### [TASK TO CARRY OUT]
Filter the records below down to lines containing "source".

-- start of ITEMS --

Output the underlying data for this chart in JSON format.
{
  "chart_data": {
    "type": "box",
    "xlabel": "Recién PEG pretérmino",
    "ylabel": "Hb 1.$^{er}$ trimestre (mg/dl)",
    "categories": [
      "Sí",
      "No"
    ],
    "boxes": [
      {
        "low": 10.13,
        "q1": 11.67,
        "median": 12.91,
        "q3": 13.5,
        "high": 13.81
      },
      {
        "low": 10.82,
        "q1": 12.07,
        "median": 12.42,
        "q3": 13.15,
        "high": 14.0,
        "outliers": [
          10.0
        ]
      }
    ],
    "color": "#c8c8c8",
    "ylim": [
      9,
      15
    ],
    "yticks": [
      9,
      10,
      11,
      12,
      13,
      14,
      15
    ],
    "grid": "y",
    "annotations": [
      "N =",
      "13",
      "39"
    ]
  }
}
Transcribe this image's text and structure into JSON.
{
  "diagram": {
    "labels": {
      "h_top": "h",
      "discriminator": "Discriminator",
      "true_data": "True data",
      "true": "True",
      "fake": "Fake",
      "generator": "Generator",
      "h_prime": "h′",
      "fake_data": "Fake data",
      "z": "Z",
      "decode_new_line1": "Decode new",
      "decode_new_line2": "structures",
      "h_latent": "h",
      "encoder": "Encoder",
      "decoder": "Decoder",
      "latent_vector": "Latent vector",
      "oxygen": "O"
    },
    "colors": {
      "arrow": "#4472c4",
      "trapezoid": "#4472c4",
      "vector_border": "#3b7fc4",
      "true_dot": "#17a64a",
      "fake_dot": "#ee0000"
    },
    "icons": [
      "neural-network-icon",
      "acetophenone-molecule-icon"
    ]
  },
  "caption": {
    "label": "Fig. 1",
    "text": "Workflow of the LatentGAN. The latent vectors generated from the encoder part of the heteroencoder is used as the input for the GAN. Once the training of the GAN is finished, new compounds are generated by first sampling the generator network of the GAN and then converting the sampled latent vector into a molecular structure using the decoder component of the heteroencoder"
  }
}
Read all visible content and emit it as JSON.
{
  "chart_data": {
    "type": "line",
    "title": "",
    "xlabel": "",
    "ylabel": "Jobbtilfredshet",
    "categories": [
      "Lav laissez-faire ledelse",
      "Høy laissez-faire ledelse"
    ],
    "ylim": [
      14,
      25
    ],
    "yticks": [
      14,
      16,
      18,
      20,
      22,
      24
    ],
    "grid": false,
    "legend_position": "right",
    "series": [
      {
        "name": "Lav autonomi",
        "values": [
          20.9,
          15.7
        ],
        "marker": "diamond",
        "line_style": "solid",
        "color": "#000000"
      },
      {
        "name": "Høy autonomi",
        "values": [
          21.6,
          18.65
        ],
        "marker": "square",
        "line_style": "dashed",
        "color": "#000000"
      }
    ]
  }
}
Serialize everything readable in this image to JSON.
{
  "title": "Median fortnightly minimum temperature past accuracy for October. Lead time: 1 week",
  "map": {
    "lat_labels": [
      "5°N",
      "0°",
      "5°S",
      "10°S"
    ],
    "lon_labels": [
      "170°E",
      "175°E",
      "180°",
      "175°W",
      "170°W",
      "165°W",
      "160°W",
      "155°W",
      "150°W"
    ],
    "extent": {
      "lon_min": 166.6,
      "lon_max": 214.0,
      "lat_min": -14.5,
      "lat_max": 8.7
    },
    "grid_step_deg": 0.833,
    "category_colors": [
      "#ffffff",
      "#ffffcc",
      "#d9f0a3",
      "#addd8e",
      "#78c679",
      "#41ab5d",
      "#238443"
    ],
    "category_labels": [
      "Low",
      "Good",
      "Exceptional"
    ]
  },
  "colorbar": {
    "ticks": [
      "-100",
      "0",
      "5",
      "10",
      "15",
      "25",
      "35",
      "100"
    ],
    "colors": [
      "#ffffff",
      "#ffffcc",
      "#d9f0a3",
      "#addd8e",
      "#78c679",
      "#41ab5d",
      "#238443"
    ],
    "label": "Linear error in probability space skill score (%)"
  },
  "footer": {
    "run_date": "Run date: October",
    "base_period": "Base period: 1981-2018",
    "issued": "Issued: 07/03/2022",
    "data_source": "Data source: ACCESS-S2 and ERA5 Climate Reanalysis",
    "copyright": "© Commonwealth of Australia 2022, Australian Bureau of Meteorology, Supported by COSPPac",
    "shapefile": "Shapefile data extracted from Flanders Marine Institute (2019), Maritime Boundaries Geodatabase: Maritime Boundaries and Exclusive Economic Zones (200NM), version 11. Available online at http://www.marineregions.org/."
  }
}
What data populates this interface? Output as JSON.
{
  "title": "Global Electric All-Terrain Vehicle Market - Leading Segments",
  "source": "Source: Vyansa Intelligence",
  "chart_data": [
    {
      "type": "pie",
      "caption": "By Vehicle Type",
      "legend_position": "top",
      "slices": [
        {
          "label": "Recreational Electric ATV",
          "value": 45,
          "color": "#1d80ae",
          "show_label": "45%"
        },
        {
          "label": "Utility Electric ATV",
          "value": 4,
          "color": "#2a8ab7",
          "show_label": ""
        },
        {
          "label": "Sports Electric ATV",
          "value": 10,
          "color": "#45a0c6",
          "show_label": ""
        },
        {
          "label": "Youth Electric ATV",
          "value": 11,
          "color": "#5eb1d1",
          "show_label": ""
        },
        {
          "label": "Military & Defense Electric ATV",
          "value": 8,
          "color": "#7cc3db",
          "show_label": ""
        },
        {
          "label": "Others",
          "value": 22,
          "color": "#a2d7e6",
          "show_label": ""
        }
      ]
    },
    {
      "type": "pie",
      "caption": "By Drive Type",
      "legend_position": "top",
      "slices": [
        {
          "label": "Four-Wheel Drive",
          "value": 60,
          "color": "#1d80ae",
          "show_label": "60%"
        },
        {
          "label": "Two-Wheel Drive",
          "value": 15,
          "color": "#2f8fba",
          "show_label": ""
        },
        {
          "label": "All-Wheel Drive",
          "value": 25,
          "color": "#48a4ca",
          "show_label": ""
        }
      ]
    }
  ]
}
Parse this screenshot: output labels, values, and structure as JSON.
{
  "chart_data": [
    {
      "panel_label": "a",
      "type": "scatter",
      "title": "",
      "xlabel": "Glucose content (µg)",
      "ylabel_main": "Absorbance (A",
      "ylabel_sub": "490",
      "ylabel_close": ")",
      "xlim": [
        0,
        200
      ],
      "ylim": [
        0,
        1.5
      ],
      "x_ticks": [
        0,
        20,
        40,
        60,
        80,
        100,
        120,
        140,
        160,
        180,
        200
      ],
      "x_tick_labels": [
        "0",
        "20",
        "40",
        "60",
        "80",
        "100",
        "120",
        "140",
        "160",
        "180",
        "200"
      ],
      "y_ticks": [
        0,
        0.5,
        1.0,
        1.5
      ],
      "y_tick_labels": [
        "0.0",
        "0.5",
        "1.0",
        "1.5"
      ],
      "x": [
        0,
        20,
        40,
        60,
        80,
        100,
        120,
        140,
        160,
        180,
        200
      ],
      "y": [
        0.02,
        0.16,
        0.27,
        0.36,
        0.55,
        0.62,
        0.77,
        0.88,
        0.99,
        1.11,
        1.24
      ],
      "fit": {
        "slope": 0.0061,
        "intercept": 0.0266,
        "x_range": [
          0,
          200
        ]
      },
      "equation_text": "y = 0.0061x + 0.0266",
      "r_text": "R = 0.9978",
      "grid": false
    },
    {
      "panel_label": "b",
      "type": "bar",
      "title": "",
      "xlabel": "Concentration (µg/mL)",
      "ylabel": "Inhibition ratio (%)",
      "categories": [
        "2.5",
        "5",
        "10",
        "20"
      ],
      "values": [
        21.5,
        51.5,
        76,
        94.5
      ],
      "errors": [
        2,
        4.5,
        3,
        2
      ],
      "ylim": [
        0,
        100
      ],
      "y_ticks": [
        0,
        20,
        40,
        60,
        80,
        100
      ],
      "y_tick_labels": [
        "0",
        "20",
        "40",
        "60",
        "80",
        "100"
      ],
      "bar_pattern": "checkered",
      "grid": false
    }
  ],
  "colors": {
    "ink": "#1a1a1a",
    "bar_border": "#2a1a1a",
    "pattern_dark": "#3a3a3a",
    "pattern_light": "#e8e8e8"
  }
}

-- end of ITEMS --

### [SOLUTION]
    "data_source": "Data source: ACCESS-S2 and ERA5 Climate Reanalysis",
  "source": "Source: Vyansa Intelligence",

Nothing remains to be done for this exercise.